Decide whether each statement agrees with the post on selecting on significance. Answer yes or no, and quote the words of the post that settle it.
1. From 2010 to 2024, 94% of statistical articles in political science claimed to reject a null hypothesis.
2. The bias from selection on significance grows as power increases.
3. Readers are told not to anchor on any parameter value or result in the simulation.

==== PAGE EXTRACT

The problems with selecting on significance

Author

Ryan Briggs

Published

February 25, 2026

Current research production practices in the social sciences put a premium on statistically significant results. A common gloss on this is that our goal is to discover things, so journals prioritize results that are statistically distinguishable from zero. Authors know this and so often don’t even submit null results to journals. The end result is that between 2010 and 2024 94% of all statistical articles in political science claimed to reject a null hypothesis.

This might seem great—we’re discovering a lot!—but I worry that this research production ecosystem has major problems. In this post I’m going to explain why and when filtering research based on statistical significance, also known as selection on significance (SOS), is a problem. I will also propose and critique one alternative and discuss a final idea that could help ameliorate these issues.

I think a useful starting point in these discussion is to say what you want out of the published literature. I don’t have a full answer, but one thing that I would like is for published research coefficients to be unbiased. If a published result has an effect of 1, then I would like to (correctly) believe that if I were to somehow average across all (published and unpublished) research conducted on this topic with similar setups then I would get something like 1. Ideally, this would also be informative of future replications of the research too.

Most of what I’m going to present below is logical argument, but for people who want more clarity I have a simulation that more clearly shows my thinking at the end for people who like that kind of thing. It’s just a toy model and you should not anchor on any parameter value or result. Rather, it’s there to more clearly communicate how I’m thinking about things and so anyone else can modify it and see what they get. Finally, none of this is new but I hope that there is value in explaining all of this in plain language in one place.

Selection on Significance

Let’s think about what happens if you conduct many hypothesis tests and then filter them based on whether or not a p-value crossed a threshold like 0.05. The figure below shows a null distribution and a sampling distribution. The x-axis shows standardized effect sizes and the sampling distribution is centered at 1.96, meaning that there is a 50% chance of a draw from the sampling distribution ending up in the shaded blue rejection zone of the null. This is a test with 50% power.

The mean of our sampling distribution is 1.96. However, if we cut the sampling distribution at 1.96 then the mean of this truncated distribution (in red) is about 40% larger. SOS is removing the part of the distribution closer to zero, and so it is biasing the average away from zero. If power is lower, then the two distributions overlap more and so the truncation and therefore bias is more extreme.¹ As power increases, this bias goes down.

========
==== MATERIAL

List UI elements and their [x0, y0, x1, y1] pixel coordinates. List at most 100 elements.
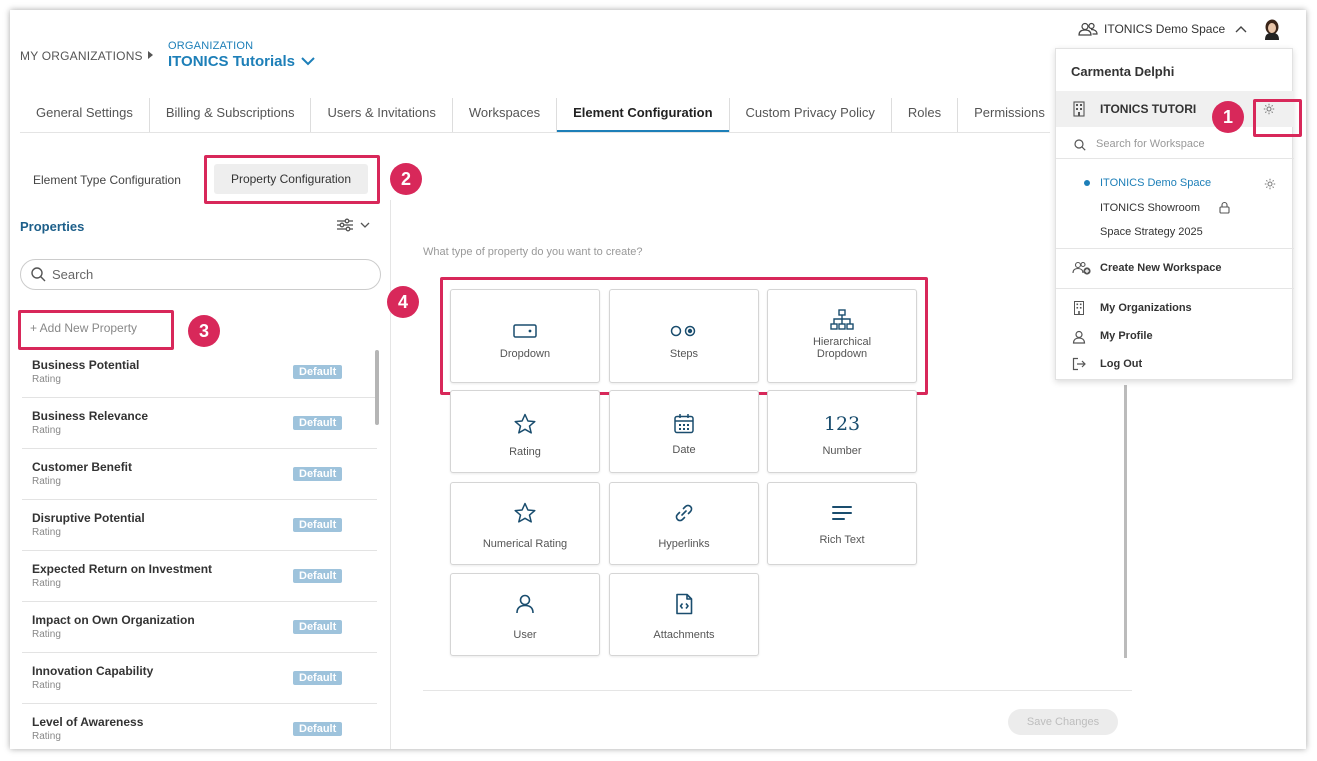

========

◆ FINAL ANSWER:
1. Yes: "between 2010 and 2024 94% of all statistical articles in political science claimed to reject a null hypothesis"
2. No: "As power increases, this bias goes down."
3. Yes: "you should not anchor on any parameter value or result"